• Directions for this task: From the listing, pull out every line that contains the string "under". Count a line only when the letters match in case.

Dataset records
--------

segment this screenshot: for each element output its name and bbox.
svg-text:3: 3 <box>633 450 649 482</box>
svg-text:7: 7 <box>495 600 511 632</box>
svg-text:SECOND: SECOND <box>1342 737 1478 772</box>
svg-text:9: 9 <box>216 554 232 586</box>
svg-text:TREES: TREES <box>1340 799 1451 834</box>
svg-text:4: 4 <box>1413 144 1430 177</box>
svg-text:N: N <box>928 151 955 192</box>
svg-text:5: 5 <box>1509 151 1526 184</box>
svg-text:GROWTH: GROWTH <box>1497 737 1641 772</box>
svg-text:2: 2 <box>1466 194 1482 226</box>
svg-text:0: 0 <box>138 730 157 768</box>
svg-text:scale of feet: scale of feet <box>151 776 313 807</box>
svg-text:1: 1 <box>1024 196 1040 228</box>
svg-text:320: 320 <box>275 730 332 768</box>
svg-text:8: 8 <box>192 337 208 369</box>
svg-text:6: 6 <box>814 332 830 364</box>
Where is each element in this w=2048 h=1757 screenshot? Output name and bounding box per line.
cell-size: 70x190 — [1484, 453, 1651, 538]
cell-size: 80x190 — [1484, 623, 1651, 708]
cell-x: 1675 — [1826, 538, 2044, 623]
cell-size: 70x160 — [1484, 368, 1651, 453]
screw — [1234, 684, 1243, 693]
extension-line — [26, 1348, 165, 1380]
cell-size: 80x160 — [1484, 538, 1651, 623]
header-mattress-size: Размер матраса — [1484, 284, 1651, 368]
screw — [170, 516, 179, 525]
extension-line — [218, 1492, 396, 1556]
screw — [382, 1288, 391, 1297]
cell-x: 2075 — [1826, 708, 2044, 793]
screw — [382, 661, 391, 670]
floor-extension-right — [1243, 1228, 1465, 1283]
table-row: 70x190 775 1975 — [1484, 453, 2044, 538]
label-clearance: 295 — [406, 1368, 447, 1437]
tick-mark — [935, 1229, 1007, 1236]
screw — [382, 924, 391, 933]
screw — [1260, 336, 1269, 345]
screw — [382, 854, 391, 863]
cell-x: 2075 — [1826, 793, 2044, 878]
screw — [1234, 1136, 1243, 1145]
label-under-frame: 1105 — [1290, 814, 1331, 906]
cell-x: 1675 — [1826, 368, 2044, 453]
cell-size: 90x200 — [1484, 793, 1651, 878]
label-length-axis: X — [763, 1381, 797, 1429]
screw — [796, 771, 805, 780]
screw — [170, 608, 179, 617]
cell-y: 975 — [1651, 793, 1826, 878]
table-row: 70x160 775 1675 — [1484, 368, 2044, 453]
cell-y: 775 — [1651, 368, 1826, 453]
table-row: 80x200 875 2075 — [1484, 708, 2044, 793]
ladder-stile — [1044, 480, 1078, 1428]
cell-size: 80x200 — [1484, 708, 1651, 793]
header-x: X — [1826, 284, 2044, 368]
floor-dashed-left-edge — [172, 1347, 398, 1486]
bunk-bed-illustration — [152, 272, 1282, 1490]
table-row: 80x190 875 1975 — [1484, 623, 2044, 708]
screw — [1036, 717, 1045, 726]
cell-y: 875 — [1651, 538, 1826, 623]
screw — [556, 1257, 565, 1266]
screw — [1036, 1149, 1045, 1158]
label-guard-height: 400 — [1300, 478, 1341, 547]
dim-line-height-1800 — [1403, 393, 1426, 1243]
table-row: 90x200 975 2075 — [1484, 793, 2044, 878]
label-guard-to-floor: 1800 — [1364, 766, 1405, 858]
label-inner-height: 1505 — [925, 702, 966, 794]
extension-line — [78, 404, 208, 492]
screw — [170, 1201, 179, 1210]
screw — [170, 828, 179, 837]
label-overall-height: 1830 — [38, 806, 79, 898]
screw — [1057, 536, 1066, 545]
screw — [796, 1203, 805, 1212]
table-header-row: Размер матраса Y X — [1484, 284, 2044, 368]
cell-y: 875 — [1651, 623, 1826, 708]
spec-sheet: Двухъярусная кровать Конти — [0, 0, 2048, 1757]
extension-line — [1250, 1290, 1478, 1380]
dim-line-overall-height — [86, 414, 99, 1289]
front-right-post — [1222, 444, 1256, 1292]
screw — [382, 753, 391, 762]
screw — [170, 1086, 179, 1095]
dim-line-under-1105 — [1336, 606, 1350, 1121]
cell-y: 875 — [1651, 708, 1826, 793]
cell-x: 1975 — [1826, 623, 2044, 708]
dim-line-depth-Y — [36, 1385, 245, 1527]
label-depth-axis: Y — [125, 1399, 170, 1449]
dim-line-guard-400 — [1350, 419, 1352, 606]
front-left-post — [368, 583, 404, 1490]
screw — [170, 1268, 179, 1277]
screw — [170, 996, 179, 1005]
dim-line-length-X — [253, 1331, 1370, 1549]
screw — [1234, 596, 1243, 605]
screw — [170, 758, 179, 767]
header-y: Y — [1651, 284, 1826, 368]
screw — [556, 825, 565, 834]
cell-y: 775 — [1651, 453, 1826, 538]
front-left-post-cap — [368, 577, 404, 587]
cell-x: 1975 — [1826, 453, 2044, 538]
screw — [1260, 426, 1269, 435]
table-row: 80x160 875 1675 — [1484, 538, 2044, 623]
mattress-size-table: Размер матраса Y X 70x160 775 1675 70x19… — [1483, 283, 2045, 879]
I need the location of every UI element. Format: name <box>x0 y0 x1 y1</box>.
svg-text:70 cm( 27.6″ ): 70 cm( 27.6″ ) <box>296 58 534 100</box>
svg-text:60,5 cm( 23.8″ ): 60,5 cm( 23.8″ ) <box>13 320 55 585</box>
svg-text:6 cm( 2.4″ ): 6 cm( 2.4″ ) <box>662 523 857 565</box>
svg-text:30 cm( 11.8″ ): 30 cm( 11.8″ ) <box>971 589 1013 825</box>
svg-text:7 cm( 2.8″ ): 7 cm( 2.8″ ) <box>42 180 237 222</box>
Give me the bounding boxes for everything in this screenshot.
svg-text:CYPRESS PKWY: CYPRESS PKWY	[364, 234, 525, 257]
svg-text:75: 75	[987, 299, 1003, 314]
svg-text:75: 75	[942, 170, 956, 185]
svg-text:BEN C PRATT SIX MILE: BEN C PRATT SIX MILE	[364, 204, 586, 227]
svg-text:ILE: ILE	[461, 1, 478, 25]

--------

• Response below:
label-under-frame: 1105 — [1290, 814, 1331, 906]
dim-line-under-1105 — [1336, 606, 1350, 1121]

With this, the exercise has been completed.